- _Exercise_:
Transcribe the listing in full, excluding any pictures.

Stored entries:
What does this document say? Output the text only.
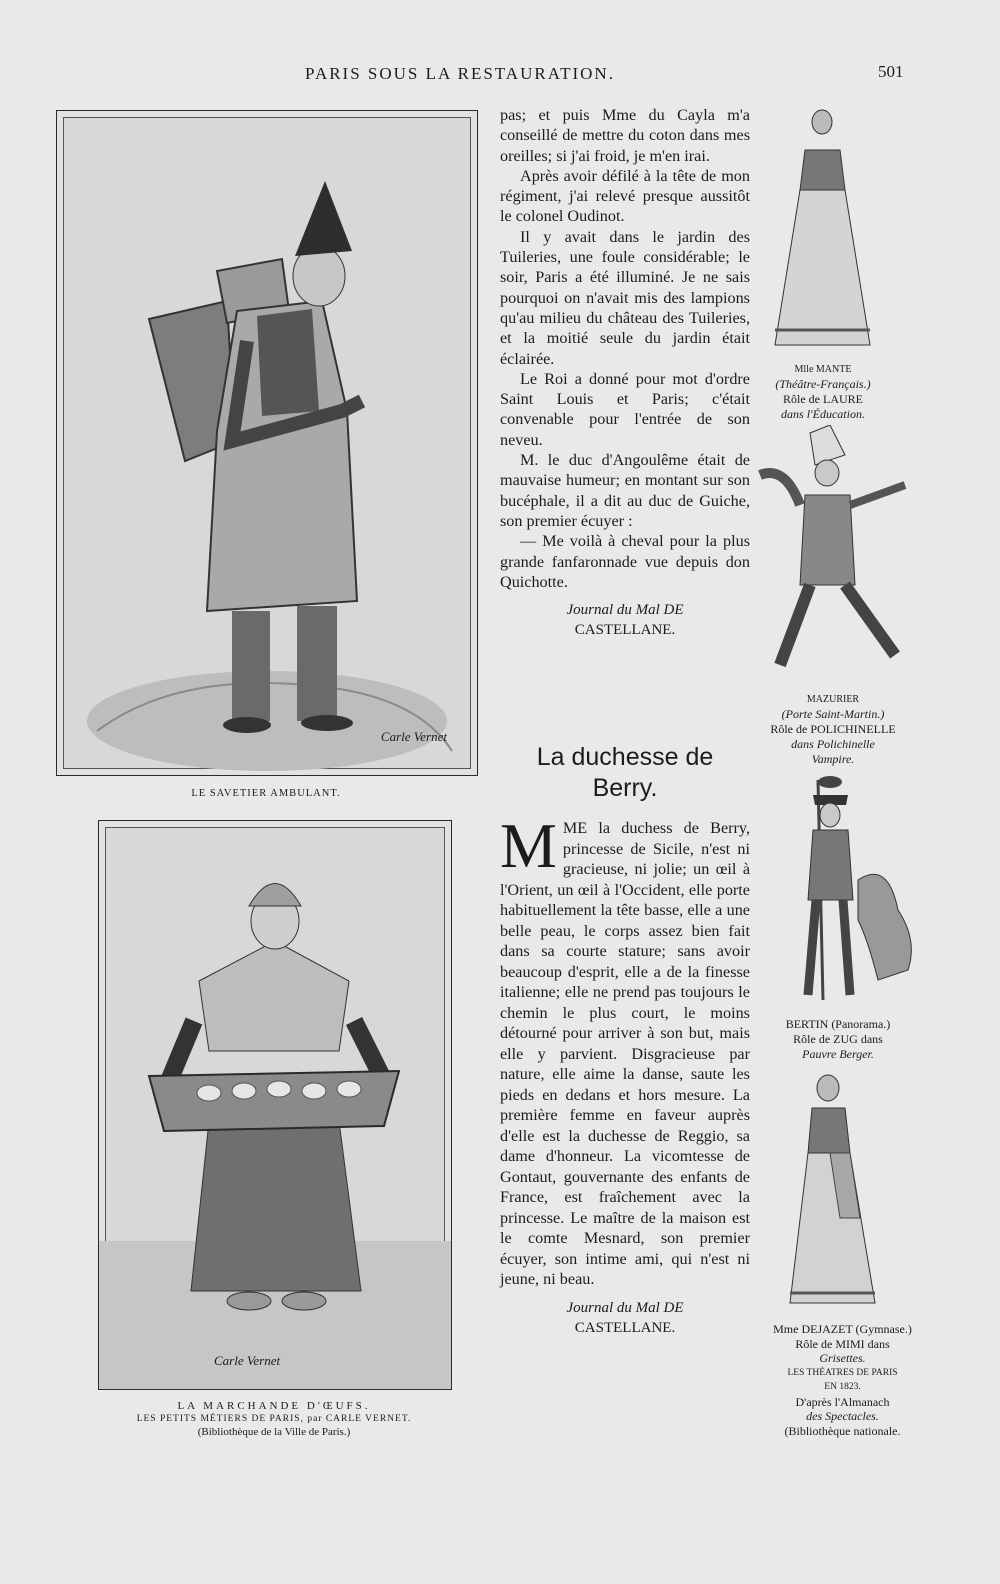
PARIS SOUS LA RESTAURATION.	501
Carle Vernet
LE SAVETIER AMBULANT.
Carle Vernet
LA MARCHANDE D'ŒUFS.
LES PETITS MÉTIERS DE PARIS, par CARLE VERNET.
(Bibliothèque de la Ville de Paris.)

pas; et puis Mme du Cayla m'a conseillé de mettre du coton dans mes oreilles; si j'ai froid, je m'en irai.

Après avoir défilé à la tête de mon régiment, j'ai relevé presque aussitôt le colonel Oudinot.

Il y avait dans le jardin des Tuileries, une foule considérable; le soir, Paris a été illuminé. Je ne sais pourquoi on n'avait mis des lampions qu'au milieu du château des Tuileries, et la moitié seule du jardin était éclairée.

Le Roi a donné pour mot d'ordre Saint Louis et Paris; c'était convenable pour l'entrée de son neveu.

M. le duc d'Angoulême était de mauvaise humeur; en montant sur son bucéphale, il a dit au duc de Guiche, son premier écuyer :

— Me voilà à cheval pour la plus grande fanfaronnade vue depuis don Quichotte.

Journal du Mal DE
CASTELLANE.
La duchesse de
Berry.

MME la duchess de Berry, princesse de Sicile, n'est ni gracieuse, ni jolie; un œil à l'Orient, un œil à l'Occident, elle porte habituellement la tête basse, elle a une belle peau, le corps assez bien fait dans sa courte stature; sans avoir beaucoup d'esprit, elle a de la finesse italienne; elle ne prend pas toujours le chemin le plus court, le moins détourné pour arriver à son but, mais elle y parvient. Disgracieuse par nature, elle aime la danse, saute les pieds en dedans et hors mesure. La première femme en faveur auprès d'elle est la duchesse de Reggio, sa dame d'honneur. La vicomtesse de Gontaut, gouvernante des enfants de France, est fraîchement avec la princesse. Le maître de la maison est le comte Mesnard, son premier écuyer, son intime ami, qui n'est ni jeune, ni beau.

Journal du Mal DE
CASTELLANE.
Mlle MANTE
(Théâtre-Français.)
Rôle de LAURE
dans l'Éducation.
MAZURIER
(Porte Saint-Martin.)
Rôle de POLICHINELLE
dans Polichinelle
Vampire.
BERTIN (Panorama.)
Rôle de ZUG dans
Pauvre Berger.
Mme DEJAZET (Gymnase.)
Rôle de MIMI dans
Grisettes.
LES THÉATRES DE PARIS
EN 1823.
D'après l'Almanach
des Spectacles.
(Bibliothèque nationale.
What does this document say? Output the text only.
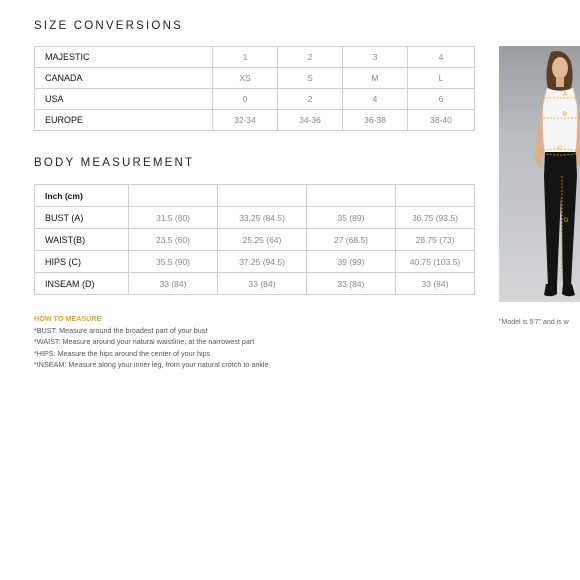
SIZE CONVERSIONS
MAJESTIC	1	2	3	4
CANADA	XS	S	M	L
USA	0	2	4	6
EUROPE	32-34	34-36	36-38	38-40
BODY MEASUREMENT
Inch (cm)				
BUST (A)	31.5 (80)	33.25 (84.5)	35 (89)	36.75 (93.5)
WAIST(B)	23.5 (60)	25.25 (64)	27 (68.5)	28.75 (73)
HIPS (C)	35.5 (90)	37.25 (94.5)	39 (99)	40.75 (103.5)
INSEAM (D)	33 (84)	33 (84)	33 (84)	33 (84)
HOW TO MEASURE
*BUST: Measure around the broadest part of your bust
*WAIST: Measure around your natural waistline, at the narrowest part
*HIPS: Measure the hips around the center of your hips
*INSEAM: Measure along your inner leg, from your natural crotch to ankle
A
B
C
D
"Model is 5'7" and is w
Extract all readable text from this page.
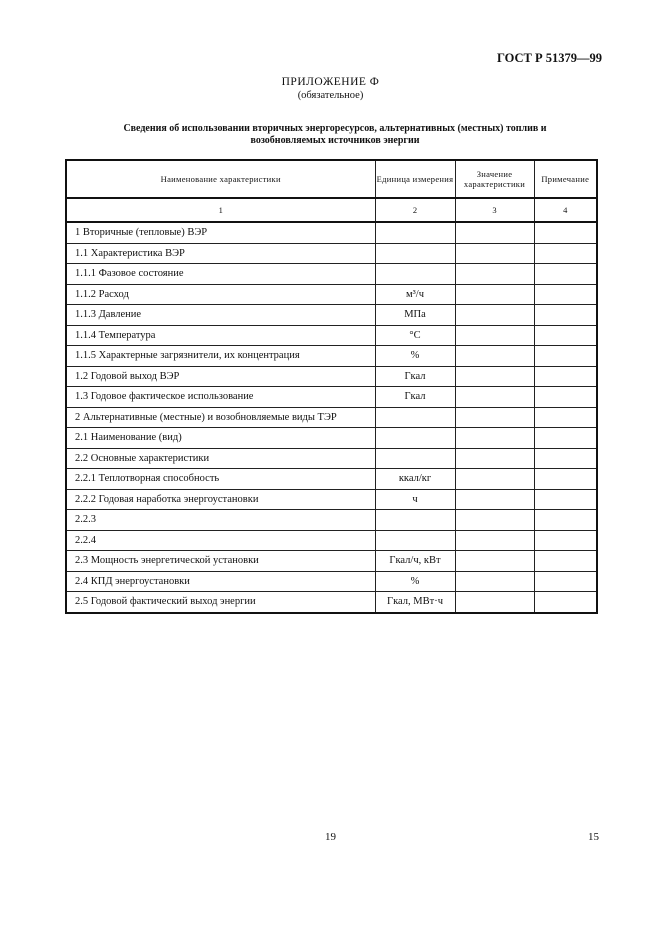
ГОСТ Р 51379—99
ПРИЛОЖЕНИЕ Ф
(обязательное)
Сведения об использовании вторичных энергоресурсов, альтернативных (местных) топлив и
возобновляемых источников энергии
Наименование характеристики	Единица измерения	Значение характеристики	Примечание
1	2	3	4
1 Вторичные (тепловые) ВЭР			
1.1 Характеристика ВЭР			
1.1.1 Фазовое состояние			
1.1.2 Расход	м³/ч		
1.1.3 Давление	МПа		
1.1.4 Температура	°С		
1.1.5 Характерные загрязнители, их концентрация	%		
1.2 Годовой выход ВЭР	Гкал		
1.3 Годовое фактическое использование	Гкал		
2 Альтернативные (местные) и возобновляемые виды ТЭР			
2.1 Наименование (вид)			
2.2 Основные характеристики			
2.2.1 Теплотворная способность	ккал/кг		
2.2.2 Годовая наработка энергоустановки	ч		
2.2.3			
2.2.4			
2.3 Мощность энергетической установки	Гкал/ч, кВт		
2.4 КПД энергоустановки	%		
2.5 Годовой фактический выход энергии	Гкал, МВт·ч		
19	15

- _Output for this exercise_:
What does this document say? Output the text only.
PARIS SOUS LA RESTAURATION.	501
Carle Vernet
LE SAVETIER AMBULANT.
Carle Vernet
LA MARCHANDE D'ŒUFS.
LES PETITS MÉTIERS DE PARIS, par CARLE VERNET.
(Bibliothèque de la Ville de Paris.)

pas; et puis Mme du Cayla m'a conseillé de mettre du coton dans mes oreilles; si j'ai froid, je m'en irai.

Après avoir défilé à la tête de mon régiment, j'ai relevé presque aussitôt le colonel Oudinot.

Il y avait dans le jardin des Tuileries, une foule considérable; le soir, Paris a été illuminé. Je ne sais pourquoi on n'avait mis des lampions qu'au milieu du château des Tuileries, et la moitié seule du jardin était éclairée.

Le Roi a donné pour mot d'ordre Saint Louis et Paris; c'était convenable pour l'entrée de son neveu.

M. le duc d'Angoulême était de mauvaise humeur; en montant sur son bucéphale, il a dit au duc de Guiche, son premier écuyer :

— Me voilà à cheval pour la plus grande fanfaronnade vue depuis don Quichotte.

Journal du Mal DE
CASTELLANE.
La duchesse de
Berry.

MME la duchess de Berry, princesse de Sicile, n'est ni gracieuse, ni jolie; un œil à l'Orient, un œil à l'Occident, elle porte habituellement la tête basse, elle a une belle peau, le corps assez bien fait dans sa courte stature; sans avoir beaucoup d'esprit, elle a de la finesse italienne; elle ne prend pas toujours le chemin le plus court, le moins détourné pour arriver à son but, mais elle y parvient. Disgracieuse par nature, elle aime la danse, saute les pieds en dedans et hors mesure. La première femme en faveur auprès d'elle est la duchesse de Reggio, sa dame d'honneur. La vicomtesse de Gontaut, gouvernante des enfants de France, est fraîchement avec la princesse. Le maître de la maison est le comte Mesnard, son premier écuyer, son intime ami, qui n'est ni jeune, ni beau.

Journal du Mal DE
CASTELLANE.
Mlle MANTE
(Théâtre-Français.)
Rôle de LAURE
dans l'Éducation.
MAZURIER
(Porte Saint-Martin.)
Rôle de POLICHINELLE
dans Polichinelle
Vampire.
BERTIN (Panorama.)
Rôle de ZUG dans
Pauvre Berger.
Mme DEJAZET (Gymnase.)
Rôle de MIMI dans
Grisettes.
LES THÉATRES DE PARIS
EN 1823.
D'après l'Almanach
des Spectacles.
(Bibliothèque nationale.
What does this document say? Output the text only.
SIZE CONVERSIONS
MAJESTIC	1	2	3	4
CANADA	XS	S	M	L
USA	0	2	4	6
EUROPE	32-34	34-36	36-38	38-40
BODY MEASUREMENT
Inch (cm)				
BUST (A)	31.5 (80)	33.25 (84.5)	35 (89)	36.75 (93.5)
WAIST(B)	23.5 (60)	25.25 (64)	27 (68.5)	28.75 (73)
HIPS (C)	35.5 (90)	37.25 (94.5)	39 (99)	40.75 (103.5)
INSEAM (D)	33 (84)	33 (84)	33 (84)	33 (84)
HOW TO MEASURE
*BUST: Measure around the broadest part of your bust
*WAIST: Measure around your natural waistline, at the narrowest part
*HIPS: Measure the hips around the center of your hips
*INSEAM: Measure along your inner leg, from your natural crotch to ankle
A
B
C
D
"Model is 5'7" and is w
Extract all readable text from this page.
ГОСТ Р 51379—99
ПРИЛОЖЕНИЕ Ф
(обязательное)
Сведения об использовании вторичных энергоресурсов, альтернативных (местных) топлив и
возобновляемых источников энергии
Наименование характеристики	Единица измерения	Значение характеристики	Примечание
1	2	3	4
1 Вторичные (тепловые) ВЭР			
1.1 Характеристика ВЭР			
1.1.1 Фазовое состояние			
1.1.2 Расход	м³/ч		
1.1.3 Давление	МПа		
1.1.4 Температура	°С		
1.1.5 Характерные загрязнители, их концентрация	%		
1.2 Годовой выход ВЭР	Гкал		
1.3 Годовое фактическое использование	Гкал		
2 Альтернативные (местные) и возобновляемые виды ТЭР			
2.1 Наименование (вид)			
2.2 Основные характеристики			
2.2.1 Теплотворная способность	ккал/кг		
2.2.2 Годовая наработка энергоустановки	ч		
2.2.3			
2.2.4			
2.3 Мощность энергетической установки	Гкал/ч, кВт		
2.4 КПД энергоустановки	%		
2.5 Годовой фактический выход энергии	Гкал, МВт·ч		
19	15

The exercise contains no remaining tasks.